Collected data entries
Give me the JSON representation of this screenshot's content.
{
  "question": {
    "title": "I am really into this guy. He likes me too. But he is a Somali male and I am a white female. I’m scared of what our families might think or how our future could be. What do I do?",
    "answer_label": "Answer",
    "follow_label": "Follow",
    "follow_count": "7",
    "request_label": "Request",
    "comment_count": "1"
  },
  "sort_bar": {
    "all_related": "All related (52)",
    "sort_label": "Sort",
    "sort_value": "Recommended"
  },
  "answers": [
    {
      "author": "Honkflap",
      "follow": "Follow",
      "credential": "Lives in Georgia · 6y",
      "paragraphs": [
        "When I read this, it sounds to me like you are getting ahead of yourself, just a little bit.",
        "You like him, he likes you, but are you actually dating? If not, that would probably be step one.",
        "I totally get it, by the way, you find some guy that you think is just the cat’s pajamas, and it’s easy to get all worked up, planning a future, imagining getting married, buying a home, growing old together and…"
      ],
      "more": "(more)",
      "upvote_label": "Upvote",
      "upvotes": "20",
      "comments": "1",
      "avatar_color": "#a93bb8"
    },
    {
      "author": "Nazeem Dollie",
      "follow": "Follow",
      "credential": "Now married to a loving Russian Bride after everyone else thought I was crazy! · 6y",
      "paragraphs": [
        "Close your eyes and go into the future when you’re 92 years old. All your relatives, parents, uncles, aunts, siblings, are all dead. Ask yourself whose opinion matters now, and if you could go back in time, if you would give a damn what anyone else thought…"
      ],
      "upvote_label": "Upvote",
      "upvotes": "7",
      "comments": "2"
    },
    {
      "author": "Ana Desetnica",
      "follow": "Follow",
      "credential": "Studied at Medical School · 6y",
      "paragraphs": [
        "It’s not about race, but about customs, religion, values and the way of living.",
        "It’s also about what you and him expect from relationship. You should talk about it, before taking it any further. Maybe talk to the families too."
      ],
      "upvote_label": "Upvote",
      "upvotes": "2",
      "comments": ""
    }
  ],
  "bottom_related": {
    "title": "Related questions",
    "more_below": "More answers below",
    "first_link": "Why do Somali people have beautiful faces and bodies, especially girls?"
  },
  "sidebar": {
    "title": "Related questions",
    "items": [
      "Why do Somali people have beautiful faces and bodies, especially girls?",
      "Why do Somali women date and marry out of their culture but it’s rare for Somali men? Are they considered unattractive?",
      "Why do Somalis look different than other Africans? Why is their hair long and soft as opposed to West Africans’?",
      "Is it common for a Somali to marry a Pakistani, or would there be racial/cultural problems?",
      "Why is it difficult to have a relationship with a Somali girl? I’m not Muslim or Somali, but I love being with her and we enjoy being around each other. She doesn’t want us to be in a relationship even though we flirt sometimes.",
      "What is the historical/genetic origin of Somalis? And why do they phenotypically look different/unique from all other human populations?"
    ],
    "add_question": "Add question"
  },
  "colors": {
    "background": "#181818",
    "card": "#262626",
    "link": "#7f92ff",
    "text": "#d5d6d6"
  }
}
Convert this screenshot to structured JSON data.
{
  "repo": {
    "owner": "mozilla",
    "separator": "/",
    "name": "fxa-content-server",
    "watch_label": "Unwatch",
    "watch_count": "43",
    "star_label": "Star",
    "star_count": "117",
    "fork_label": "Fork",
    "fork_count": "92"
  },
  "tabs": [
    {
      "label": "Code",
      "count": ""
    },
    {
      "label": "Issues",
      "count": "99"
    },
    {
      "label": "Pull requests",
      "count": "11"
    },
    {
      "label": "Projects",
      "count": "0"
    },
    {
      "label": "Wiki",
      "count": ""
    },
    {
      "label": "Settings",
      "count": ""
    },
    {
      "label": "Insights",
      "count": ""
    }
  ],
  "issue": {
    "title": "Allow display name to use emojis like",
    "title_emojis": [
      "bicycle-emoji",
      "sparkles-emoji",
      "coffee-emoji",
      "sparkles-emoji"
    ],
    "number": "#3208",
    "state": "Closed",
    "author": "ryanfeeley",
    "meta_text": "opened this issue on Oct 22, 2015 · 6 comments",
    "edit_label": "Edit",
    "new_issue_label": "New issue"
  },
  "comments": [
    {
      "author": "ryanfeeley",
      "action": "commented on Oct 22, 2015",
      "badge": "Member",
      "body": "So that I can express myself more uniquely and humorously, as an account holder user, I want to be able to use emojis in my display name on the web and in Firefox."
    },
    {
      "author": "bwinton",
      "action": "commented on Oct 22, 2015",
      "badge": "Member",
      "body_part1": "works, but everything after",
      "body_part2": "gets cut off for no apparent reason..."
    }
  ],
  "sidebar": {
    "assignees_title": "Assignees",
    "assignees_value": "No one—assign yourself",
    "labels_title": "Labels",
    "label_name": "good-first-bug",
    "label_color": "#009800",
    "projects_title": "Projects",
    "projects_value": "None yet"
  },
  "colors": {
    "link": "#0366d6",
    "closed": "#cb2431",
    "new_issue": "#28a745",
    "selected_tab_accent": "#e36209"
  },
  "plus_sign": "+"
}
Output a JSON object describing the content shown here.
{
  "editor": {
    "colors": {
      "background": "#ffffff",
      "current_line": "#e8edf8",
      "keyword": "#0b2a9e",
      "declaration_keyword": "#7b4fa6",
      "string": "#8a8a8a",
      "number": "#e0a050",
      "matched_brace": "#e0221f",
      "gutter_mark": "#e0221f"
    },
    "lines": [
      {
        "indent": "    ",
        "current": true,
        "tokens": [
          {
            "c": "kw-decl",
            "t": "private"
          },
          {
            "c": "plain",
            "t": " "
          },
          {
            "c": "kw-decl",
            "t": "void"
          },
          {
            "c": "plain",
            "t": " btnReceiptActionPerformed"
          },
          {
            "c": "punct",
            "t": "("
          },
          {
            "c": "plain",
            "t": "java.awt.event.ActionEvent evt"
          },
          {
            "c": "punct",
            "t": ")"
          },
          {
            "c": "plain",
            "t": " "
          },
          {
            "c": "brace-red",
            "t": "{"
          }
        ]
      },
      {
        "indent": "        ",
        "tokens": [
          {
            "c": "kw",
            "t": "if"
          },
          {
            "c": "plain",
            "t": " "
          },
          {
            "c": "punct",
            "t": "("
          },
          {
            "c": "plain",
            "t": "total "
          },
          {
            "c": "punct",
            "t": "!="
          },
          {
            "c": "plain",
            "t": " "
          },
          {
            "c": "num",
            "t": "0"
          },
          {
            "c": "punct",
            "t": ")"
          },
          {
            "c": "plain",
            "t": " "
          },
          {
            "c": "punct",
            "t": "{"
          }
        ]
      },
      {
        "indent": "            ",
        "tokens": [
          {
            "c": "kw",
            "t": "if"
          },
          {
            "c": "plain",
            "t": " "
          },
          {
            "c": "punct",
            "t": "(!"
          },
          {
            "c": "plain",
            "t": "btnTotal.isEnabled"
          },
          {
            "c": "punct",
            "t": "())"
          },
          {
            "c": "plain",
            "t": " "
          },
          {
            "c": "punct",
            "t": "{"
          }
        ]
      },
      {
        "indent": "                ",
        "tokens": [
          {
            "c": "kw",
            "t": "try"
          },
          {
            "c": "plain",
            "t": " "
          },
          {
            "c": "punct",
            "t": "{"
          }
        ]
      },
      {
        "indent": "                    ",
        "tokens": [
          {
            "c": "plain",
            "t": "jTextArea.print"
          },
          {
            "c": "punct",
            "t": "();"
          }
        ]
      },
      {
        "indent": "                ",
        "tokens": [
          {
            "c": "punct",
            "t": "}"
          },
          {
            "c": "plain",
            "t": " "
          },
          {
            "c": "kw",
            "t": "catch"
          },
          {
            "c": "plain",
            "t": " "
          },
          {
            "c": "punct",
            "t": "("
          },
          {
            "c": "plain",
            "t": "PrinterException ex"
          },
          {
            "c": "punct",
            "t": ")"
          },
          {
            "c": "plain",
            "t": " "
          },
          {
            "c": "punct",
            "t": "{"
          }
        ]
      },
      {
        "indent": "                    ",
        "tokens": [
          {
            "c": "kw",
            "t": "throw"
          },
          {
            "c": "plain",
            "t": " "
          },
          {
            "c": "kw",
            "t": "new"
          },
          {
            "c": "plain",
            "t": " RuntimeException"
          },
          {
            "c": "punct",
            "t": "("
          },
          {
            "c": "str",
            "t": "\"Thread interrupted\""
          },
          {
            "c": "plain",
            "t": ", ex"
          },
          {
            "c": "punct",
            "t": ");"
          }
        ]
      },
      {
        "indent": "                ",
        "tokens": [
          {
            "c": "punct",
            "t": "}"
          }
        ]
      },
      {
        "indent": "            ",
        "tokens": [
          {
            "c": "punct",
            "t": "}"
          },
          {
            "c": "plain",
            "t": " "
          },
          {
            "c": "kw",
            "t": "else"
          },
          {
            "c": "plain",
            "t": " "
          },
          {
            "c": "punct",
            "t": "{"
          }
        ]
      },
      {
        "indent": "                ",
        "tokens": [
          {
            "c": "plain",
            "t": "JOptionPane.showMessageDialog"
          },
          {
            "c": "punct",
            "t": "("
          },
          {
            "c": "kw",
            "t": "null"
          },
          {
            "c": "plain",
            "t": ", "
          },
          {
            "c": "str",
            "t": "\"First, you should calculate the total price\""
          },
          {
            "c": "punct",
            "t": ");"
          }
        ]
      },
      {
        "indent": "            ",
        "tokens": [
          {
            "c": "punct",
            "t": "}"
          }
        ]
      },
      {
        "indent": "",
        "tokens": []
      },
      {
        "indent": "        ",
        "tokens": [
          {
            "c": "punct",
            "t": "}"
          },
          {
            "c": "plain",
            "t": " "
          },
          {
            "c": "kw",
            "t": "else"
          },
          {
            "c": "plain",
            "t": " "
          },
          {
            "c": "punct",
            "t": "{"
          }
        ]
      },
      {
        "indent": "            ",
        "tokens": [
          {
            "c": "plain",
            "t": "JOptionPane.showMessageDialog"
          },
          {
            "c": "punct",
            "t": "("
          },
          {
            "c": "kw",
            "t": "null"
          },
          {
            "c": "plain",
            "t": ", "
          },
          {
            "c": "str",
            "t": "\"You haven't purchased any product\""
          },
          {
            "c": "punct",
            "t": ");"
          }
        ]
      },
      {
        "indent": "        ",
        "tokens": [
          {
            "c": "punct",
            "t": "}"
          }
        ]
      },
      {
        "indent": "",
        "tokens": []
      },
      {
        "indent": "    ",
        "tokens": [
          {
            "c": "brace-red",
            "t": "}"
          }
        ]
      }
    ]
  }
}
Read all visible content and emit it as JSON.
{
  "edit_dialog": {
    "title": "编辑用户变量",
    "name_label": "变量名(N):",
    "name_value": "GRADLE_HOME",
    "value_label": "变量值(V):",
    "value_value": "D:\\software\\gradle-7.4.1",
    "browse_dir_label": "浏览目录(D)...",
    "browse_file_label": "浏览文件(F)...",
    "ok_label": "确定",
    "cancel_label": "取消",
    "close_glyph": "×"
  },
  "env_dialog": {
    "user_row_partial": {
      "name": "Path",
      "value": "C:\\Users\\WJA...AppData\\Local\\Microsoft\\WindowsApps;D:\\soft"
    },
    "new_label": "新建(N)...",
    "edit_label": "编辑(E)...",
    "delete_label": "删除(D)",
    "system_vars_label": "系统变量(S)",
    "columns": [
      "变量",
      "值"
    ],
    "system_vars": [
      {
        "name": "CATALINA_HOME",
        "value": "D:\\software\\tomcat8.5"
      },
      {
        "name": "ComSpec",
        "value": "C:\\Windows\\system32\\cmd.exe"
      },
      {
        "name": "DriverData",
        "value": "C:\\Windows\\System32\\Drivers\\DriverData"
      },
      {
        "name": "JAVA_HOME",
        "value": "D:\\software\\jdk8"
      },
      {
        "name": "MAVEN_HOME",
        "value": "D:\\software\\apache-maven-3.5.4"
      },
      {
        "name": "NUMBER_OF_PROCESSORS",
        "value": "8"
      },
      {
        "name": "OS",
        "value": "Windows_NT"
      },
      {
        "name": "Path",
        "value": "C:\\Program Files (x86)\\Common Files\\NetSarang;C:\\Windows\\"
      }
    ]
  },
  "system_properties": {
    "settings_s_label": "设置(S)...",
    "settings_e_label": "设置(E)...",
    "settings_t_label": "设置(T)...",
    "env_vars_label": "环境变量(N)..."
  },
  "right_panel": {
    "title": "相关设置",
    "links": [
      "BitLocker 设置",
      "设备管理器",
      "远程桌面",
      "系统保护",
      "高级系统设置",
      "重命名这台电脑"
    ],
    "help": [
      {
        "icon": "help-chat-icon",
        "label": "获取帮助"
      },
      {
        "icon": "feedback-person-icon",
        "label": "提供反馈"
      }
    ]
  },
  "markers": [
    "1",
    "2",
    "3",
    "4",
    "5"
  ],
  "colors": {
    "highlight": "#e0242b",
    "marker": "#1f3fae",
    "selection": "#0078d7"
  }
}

• Objective:
From the listing above, copy every line that includes the word "screenshot".

• Response below:
Give me the JSON representation of this screenshot's content.
Convert this screenshot to structured JSON data.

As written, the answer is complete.